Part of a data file
◆ ◆ ◆ ◆ ◆

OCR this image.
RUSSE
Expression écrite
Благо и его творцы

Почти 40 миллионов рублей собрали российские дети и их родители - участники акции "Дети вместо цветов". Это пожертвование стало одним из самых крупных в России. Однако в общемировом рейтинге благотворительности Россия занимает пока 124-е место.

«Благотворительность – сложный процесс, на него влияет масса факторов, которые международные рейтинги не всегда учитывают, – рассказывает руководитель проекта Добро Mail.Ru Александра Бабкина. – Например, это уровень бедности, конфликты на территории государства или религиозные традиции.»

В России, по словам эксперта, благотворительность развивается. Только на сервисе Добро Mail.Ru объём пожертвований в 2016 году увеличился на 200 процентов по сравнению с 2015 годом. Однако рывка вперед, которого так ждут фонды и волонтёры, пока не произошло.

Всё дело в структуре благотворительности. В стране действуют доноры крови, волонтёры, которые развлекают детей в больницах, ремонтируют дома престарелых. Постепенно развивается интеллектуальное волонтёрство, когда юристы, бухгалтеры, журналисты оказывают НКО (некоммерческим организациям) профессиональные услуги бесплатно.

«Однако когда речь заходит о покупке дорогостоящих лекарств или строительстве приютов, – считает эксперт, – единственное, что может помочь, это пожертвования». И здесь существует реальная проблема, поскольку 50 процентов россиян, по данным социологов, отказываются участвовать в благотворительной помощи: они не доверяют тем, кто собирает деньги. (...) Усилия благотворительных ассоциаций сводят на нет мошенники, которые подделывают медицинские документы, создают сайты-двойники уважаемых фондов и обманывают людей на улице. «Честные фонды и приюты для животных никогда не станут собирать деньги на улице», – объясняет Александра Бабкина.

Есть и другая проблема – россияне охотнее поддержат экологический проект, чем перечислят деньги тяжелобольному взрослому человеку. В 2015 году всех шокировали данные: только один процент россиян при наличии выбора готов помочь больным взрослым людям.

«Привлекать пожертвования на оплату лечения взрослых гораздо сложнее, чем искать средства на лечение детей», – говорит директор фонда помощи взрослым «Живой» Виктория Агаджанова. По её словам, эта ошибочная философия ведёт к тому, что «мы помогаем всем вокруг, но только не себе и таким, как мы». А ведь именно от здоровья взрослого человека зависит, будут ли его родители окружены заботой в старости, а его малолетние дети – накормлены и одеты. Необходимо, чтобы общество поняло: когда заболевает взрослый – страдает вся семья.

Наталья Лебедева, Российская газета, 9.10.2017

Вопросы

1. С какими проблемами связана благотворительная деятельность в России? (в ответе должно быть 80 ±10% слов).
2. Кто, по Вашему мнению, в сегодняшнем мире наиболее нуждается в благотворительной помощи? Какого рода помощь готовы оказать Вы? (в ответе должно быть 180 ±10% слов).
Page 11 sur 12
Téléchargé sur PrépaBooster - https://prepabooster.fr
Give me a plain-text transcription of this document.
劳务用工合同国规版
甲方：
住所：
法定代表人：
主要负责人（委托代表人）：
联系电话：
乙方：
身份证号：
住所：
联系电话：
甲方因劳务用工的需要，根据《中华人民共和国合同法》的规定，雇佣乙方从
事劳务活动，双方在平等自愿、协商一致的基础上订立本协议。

◆ ◆ ◆ ◆ ◆

(Given task) Print every record exactly as it was given.

(Complete output)
OCR this image.
RUSSE
Expression écrite
Благо и его творцы

Почти 40 миллионов рублей собрали российские дети и их родители - участники акции "Дети вместо цветов". Это пожертвование стало одним из самых крупных в России. Однако в общемировом рейтинге благотворительности Россия занимает пока 124-е место.

«Благотворительность – сложный процесс, на него влияет масса факторов, которые международные рейтинги не всегда учитывают, – рассказывает руководитель проекта Добро Mail.Ru Александра Бабкина. – Например, это уровень бедности, конфликты на территории государства или религиозные традиции.»

В России, по словам эксперта, благотворительность развивается. Только на сервисе Добро Mail.Ru объём пожертвований в 2016 году увеличился на 200 процентов по сравнению с 2015 годом. Однако рывка вперед, которого так ждут фонды и волонтёры, пока не произошло.

Всё дело в структуре благотворительности. В стране действуют доноры крови, волонтёры, которые развлекают детей в больницах, ремонтируют дома престарелых. Постепенно развивается интеллектуальное волонтёрство, когда юристы, бухгалтеры, журналисты оказывают НКО (некоммерческим организациям) профессиональные услуги бесплатно.

«Однако когда речь заходит о покупке дорогостоящих лекарств или строительстве приютов, – считает эксперт, – единственное, что может помочь, это пожертвования». И здесь существует реальная проблема, поскольку 50 процентов россиян, по данным социологов, отказываются участвовать в благотворительной помощи: они не доверяют тем, кто собирает деньги. (...) Усилия благотворительных ассоциаций сводят на нет мошенники, которые подделывают медицинские документы, создают сайты-двойники уважаемых фондов и обманывают людей на улице. «Честные фонды и приюты для животных никогда не станут собирать деньги на улице», – объясняет Александра Бабкина.

Есть и другая проблема – россияне охотнее поддержат экологический проект, чем перечислят деньги тяжелобольному взрослому человеку. В 2015 году всех шокировали данные: только один процент россиян при наличии выбора готов помочь больным взрослым людям.

«Привлекать пожертвования на оплату лечения взрослых гораздо сложнее, чем искать средства на лечение детей», – говорит директор фонда помощи взрослым «Живой» Виктория Агаджанова. По её словам, эта ошибочная философия ведёт к тому, что «мы помогаем всем вокруг, но только не себе и таким, как мы». А ведь именно от здоровья взрослого человека зависит, будут ли его родители окружены заботой в старости, а его малолетние дети – накормлены и одеты. Необходимо, чтобы общество поняло: когда заболевает взрослый – страдает вся семья.

Наталья Лебедева, Российская газета, 9.10.2017

Вопросы

1. С какими проблемами связана благотворительная деятельность в России? (в ответе должно быть 80 ±10% слов).
2. Кто, по Вашему мнению, в сегодняшнем мире наиболее нуждается в благотворительной помощи? Какого рода помощь готовы оказать Вы? (в ответе должно быть 180 ±10% слов).
Page 11 sur 12
Téléchargé sur PrépaBooster - https://prepabooster.fr
Give me a plain-text transcription of this document.
劳务用工合同国规版
甲方：
住所：
法定代表人：
主要负责人（委托代表人）：
联系电话：
乙方：
身份证号：
住所：
联系电话：
甲方因劳务用工的需要，根据《中华人民共和国合同法》的规定，雇佣乙方从
事劳务活动，双方在平等自愿、协商一致的基础上订立本协议。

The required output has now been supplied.